> SHORT EXERCISE:
Your task is to return the span of lines beginning at the one with "What does this" and ending at the last line of the data, exactly as it stands.

..........

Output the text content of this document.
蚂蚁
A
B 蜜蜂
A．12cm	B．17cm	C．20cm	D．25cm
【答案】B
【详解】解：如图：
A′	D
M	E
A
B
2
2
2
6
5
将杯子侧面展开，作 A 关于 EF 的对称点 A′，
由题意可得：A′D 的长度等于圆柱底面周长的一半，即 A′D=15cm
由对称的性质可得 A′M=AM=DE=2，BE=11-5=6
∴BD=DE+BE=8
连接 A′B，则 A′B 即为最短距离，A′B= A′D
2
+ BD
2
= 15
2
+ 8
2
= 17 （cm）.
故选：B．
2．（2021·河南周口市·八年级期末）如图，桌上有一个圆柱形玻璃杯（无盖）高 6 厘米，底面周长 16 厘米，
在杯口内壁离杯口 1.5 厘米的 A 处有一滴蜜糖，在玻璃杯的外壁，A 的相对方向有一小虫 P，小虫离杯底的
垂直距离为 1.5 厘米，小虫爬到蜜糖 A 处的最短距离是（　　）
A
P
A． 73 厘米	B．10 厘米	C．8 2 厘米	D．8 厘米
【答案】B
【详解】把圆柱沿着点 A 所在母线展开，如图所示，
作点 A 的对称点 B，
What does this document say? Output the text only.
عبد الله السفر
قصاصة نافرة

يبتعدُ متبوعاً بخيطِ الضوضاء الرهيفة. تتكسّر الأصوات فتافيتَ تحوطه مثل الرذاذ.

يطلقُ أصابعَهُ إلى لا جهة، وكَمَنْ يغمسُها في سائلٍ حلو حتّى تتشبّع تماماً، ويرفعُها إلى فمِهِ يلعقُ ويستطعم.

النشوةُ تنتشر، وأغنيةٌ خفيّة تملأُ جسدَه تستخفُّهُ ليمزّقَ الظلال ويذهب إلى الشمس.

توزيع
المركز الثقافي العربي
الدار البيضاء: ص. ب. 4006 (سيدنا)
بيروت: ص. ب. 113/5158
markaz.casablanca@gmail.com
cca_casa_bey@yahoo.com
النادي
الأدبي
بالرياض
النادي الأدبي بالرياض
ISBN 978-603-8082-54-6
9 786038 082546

..........

> PROBLEM SOLUTION:
What does this document say? Output the text only.
عبد الله السفر
قصاصة نافرة

يبتعدُ متبوعاً بخيطِ الضوضاء الرهيفة. تتكسّر الأصوات فتافيتَ تحوطه مثل الرذاذ.

يطلقُ أصابعَهُ إلى لا جهة، وكَمَنْ يغمسُها في سائلٍ حلو حتّى تتشبّع تماماً، ويرفعُها إلى فمِهِ يلعقُ ويستطعم.

النشوةُ تنتشر، وأغنيةٌ خفيّة تملأُ جسدَه تستخفُّهُ ليمزّقَ الظلال ويذهب إلى الشمس.

توزيع
المركز الثقافي العربي
الدار البيضاء: ص. ب. 4006 (سيدنا)
بيروت: ص. ب. 113/5158
markaz.casablanca@gmail.com
cca_casa_bey@yahoo.com
النادي
الأدبي
بالرياض
النادي الأدبي بالرياض
ISBN 978-603-8082-54-6
9 786038 082546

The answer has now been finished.